Start
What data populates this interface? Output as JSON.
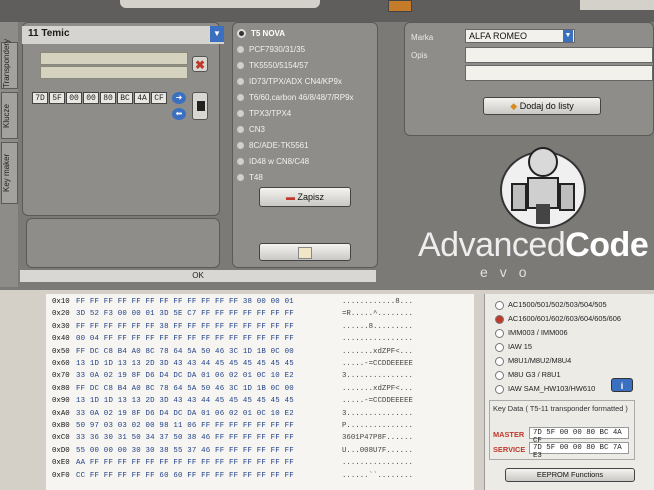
{
  "window": {
    "vertical_tabs": [
      "Key maker",
      "Klucze",
      "Transpondery"
    ],
    "transponder_select": "11 Temic",
    "hex_bytes": [
      "7D",
      "5F",
      "00",
      "00",
      "80",
      "BC",
      "4A",
      "CF"
    ],
    "ok_label": "OK"
  },
  "radio_group": {
    "items": [
      {
        "label": "T5 NOVA",
        "selected": true
      },
      {
        "label": "PCF7930/31/35",
        "selected": false
      },
      {
        "label": "TK5550/5154/57",
        "selected": false
      },
      {
        "label": "ID73/TPX/ADX CN4/KP9x",
        "selected": false
      },
      {
        "label": "T6/60,carbon 46/8/48/7/RP9x",
        "selected": false
      },
      {
        "label": "TPX3/TPX4",
        "selected": false
      },
      {
        "label": "CN3",
        "selected": false
      },
      {
        "label": "8C/ADE-TK5561",
        "selected": false
      },
      {
        "label": "ID48 w CN8/C48",
        "selected": false
      },
      {
        "label": "T48",
        "selected": false
      }
    ],
    "save_label": "Zapisz"
  },
  "car_panel": {
    "marka_label": "Marka",
    "marka_value": "ALFA ROMEO",
    "opis_label": "Opis",
    "add_button": "Dodaj do listy"
  },
  "logo": {
    "main": "Advanced",
    "bold": "Code",
    "sub": "evo"
  },
  "hex_dump": [
    {
      "addr": "0x10",
      "hex": "FF FF FF FF FF FF FF FF FF FF FF FF 38 00 00 01",
      "ascii": "............8..."
    },
    {
      "addr": "0x20",
      "hex": "3D 52 F3 00 00 01 3D 5E C7 FF FF FF FF FF FF FF",
      "ascii": "=R.....^........"
    },
    {
      "addr": "0x30",
      "hex": "FF FF FF FF FF FF 38 FF FF FF FF FF FF FF FF FF",
      "ascii": "......8........."
    },
    {
      "addr": "0x40",
      "hex": "00 04 FF FF FF FF FF FF FF FF FF FF FF FF FF FF",
      "ascii": "................"
    },
    {
      "addr": "0x50",
      "hex": "FF DC C8 B4 A0 8C 78 64 5A 50 46 3C 1D 1B 0C 00",
      "ascii": ".......xdZPF<..."
    },
    {
      "addr": "0x60",
      "hex": "13 1D 1D 13 13 2D 3D 43 43 44 45 45 45 45 45 45",
      "ascii": ".....-=CCDDEEEEE"
    },
    {
      "addr": "0x70",
      "hex": "33 0A 02 19 8F D6 D4 DC DA 01 06 02 01 0C 10 E2",
      "ascii": "3..............."
    },
    {
      "addr": "0x80",
      "hex": "FF DC C8 B4 A0 8C 78 64 5A 50 46 3C 1D 1B 0C 00",
      "ascii": ".......xdZPF<..."
    },
    {
      "addr": "0x90",
      "hex": "13 1D 1D 13 13 2D 3D 43 43 44 45 45 45 45 45 45",
      "ascii": ".....-=CCDDEEEEE"
    },
    {
      "addr": "0xA0",
      "hex": "33 0A 02 19 8F D6 D4 DC DA 01 06 02 01 0C 10 E2",
      "ascii": "3..............."
    },
    {
      "addr": "0xB0",
      "hex": "50 97 03 03 02 00 98 11 06 FF FF FF FF FF FF FF",
      "ascii": "P..............."
    },
    {
      "addr": "0xC0",
      "hex": "33 36 30 31 50 34 37 50 38 46 FF FF FF FF FF FF",
      "ascii": "3601P47P8F......"
    },
    {
      "addr": "0xD0",
      "hex": "55 00 00 00 30 30 38 55 37 46 FF FF FF FF FF FF",
      "ascii": "U...008U7F......"
    },
    {
      "addr": "0xE0",
      "hex": "AA FF FF FF FF FF FF FF FF FF FF FF FF FF FF FF",
      "ascii": "................"
    },
    {
      "addr": "0xF0",
      "hex": "CC FF FF FF FF FF 60 60 FF FF FF FF FF FF FF FF",
      "ascii": "......``........"
    }
  ],
  "ecu_list": {
    "items": [
      {
        "label": "AC1500/501/502/503/504/505",
        "selected": false
      },
      {
        "label": "AC1600/601/602/603/604/605/606",
        "selected": true
      },
      {
        "label": "IMM003 / IMM006",
        "selected": false
      },
      {
        "label": "IAW 15",
        "selected": false
      },
      {
        "label": "M8U1/M8U2/M8U4",
        "selected": false
      },
      {
        "label": "M8U G3 / R8U1",
        "selected": false
      },
      {
        "label": "IAW SAM_HW103/HW610",
        "selected": false
      }
    ],
    "key_data_title": "Key Data ( T5-11 transponder formatted )",
    "master_label": "MASTER",
    "master_value": "7D 5F 00 00 80 BC 4A CF",
    "service_label": "SERVICE",
    "service_value": "7D 5F 00 00 80 BC 7A E3",
    "eeprom_button": "EEPROM Functions"
  }
}
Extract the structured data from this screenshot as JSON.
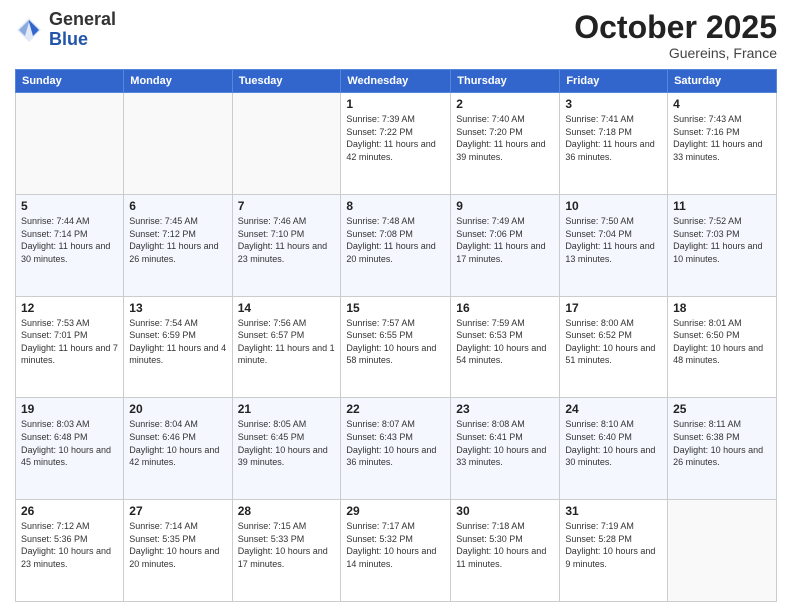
{
  "logo": {
    "general": "General",
    "blue": "Blue"
  },
  "header": {
    "month": "October 2025",
    "location": "Guereins, France"
  },
  "weekdays": [
    "Sunday",
    "Monday",
    "Tuesday",
    "Wednesday",
    "Thursday",
    "Friday",
    "Saturday"
  ],
  "weeks": [
    [
      {
        "day": "",
        "info": ""
      },
      {
        "day": "",
        "info": ""
      },
      {
        "day": "",
        "info": ""
      },
      {
        "day": "1",
        "info": "Sunrise: 7:39 AM\nSunset: 7:22 PM\nDaylight: 11 hours and 42 minutes."
      },
      {
        "day": "2",
        "info": "Sunrise: 7:40 AM\nSunset: 7:20 PM\nDaylight: 11 hours and 39 minutes."
      },
      {
        "day": "3",
        "info": "Sunrise: 7:41 AM\nSunset: 7:18 PM\nDaylight: 11 hours and 36 minutes."
      },
      {
        "day": "4",
        "info": "Sunrise: 7:43 AM\nSunset: 7:16 PM\nDaylight: 11 hours and 33 minutes."
      }
    ],
    [
      {
        "day": "5",
        "info": "Sunrise: 7:44 AM\nSunset: 7:14 PM\nDaylight: 11 hours and 30 minutes."
      },
      {
        "day": "6",
        "info": "Sunrise: 7:45 AM\nSunset: 7:12 PM\nDaylight: 11 hours and 26 minutes."
      },
      {
        "day": "7",
        "info": "Sunrise: 7:46 AM\nSunset: 7:10 PM\nDaylight: 11 hours and 23 minutes."
      },
      {
        "day": "8",
        "info": "Sunrise: 7:48 AM\nSunset: 7:08 PM\nDaylight: 11 hours and 20 minutes."
      },
      {
        "day": "9",
        "info": "Sunrise: 7:49 AM\nSunset: 7:06 PM\nDaylight: 11 hours and 17 minutes."
      },
      {
        "day": "10",
        "info": "Sunrise: 7:50 AM\nSunset: 7:04 PM\nDaylight: 11 hours and 13 minutes."
      },
      {
        "day": "11",
        "info": "Sunrise: 7:52 AM\nSunset: 7:03 PM\nDaylight: 11 hours and 10 minutes."
      }
    ],
    [
      {
        "day": "12",
        "info": "Sunrise: 7:53 AM\nSunset: 7:01 PM\nDaylight: 11 hours and 7 minutes."
      },
      {
        "day": "13",
        "info": "Sunrise: 7:54 AM\nSunset: 6:59 PM\nDaylight: 11 hours and 4 minutes."
      },
      {
        "day": "14",
        "info": "Sunrise: 7:56 AM\nSunset: 6:57 PM\nDaylight: 11 hours and 1 minute."
      },
      {
        "day": "15",
        "info": "Sunrise: 7:57 AM\nSunset: 6:55 PM\nDaylight: 10 hours and 58 minutes."
      },
      {
        "day": "16",
        "info": "Sunrise: 7:59 AM\nSunset: 6:53 PM\nDaylight: 10 hours and 54 minutes."
      },
      {
        "day": "17",
        "info": "Sunrise: 8:00 AM\nSunset: 6:52 PM\nDaylight: 10 hours and 51 minutes."
      },
      {
        "day": "18",
        "info": "Sunrise: 8:01 AM\nSunset: 6:50 PM\nDaylight: 10 hours and 48 minutes."
      }
    ],
    [
      {
        "day": "19",
        "info": "Sunrise: 8:03 AM\nSunset: 6:48 PM\nDaylight: 10 hours and 45 minutes."
      },
      {
        "day": "20",
        "info": "Sunrise: 8:04 AM\nSunset: 6:46 PM\nDaylight: 10 hours and 42 minutes."
      },
      {
        "day": "21",
        "info": "Sunrise: 8:05 AM\nSunset: 6:45 PM\nDaylight: 10 hours and 39 minutes."
      },
      {
        "day": "22",
        "info": "Sunrise: 8:07 AM\nSunset: 6:43 PM\nDaylight: 10 hours and 36 minutes."
      },
      {
        "day": "23",
        "info": "Sunrise: 8:08 AM\nSunset: 6:41 PM\nDaylight: 10 hours and 33 minutes."
      },
      {
        "day": "24",
        "info": "Sunrise: 8:10 AM\nSunset: 6:40 PM\nDaylight: 10 hours and 30 minutes."
      },
      {
        "day": "25",
        "info": "Sunrise: 8:11 AM\nSunset: 6:38 PM\nDaylight: 10 hours and 26 minutes."
      }
    ],
    [
      {
        "day": "26",
        "info": "Sunrise: 7:12 AM\nSunset: 5:36 PM\nDaylight: 10 hours and 23 minutes."
      },
      {
        "day": "27",
        "info": "Sunrise: 7:14 AM\nSunset: 5:35 PM\nDaylight: 10 hours and 20 minutes."
      },
      {
        "day": "28",
        "info": "Sunrise: 7:15 AM\nSunset: 5:33 PM\nDaylight: 10 hours and 17 minutes."
      },
      {
        "day": "29",
        "info": "Sunrise: 7:17 AM\nSunset: 5:32 PM\nDaylight: 10 hours and 14 minutes."
      },
      {
        "day": "30",
        "info": "Sunrise: 7:18 AM\nSunset: 5:30 PM\nDaylight: 10 hours and 11 minutes."
      },
      {
        "day": "31",
        "info": "Sunrise: 7:19 AM\nSunset: 5:28 PM\nDaylight: 10 hours and 9 minutes."
      },
      {
        "day": "",
        "info": ""
      }
    ]
  ]
}
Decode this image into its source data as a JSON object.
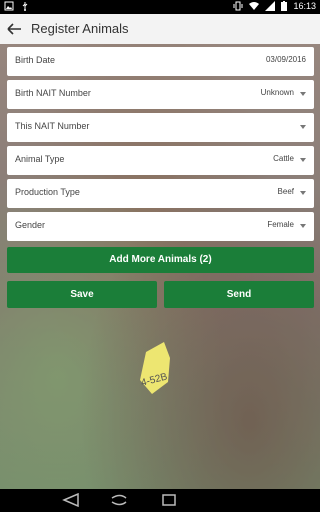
{
  "status_bar": {
    "time": "16:13",
    "left_icons": [
      "image-icon",
      "usb-icon"
    ],
    "right_icons": [
      "vibrate-icon",
      "wifi-icon",
      "signal-icon",
      "battery-icon"
    ]
  },
  "app_bar": {
    "title": "Register Animals",
    "back_icon": "arrow-back-icon"
  },
  "form": {
    "fields": [
      {
        "label": "Birth Date",
        "value": "03/09/2016",
        "dropdown": false
      },
      {
        "label": "Birth NAIT Number",
        "value": "Unknown",
        "dropdown": true
      },
      {
        "label": "This NAIT Number",
        "value": "",
        "dropdown": true
      },
      {
        "label": "Animal Type",
        "value": "Cattle",
        "dropdown": true
      },
      {
        "label": "Production Type",
        "value": "Beef",
        "dropdown": true
      },
      {
        "label": "Gender",
        "value": "Female",
        "dropdown": true
      }
    ]
  },
  "buttons": {
    "add_more": "Add More Animals (2)",
    "save": "Save",
    "send": "Send"
  },
  "background": {
    "tag_text": "4-52B"
  },
  "colors": {
    "accent": "#1b7e39",
    "app_bar": "#f3f3f3",
    "field_bg": "#ffffff"
  },
  "nav_bar": {
    "icons": [
      "nav-back-icon",
      "nav-home-icon",
      "nav-recents-icon"
    ]
  }
}
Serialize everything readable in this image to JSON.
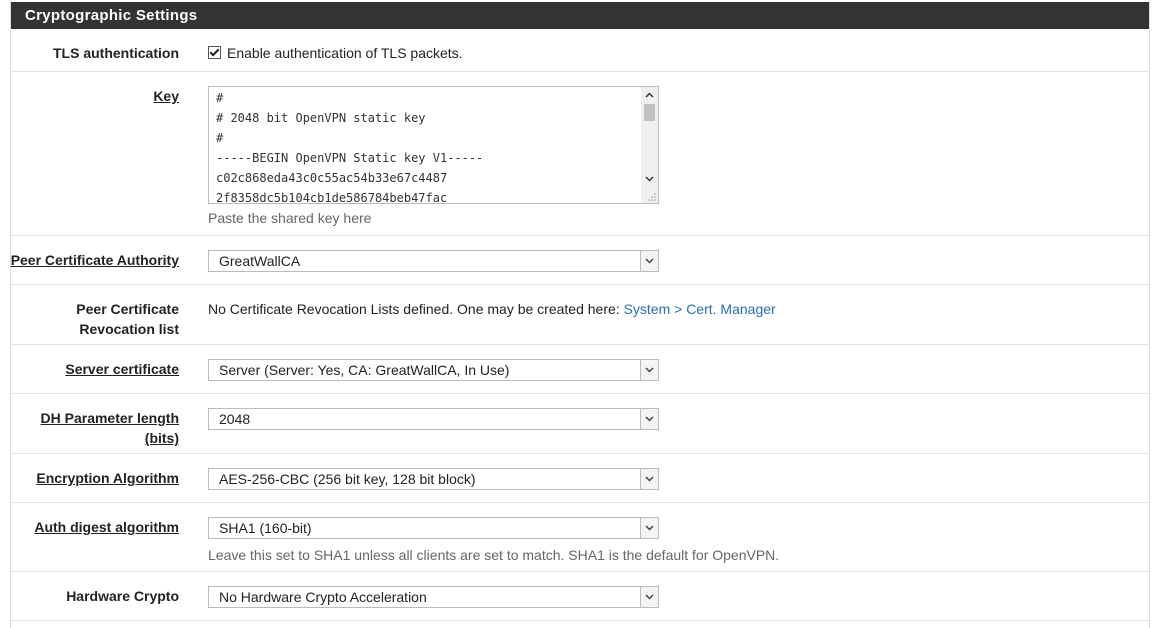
End
Track down every line of the material containing the string "Animals", and copy it.

Written answer:
    "title": "Register Animals",
    "add_more": "Add More Animals (2)",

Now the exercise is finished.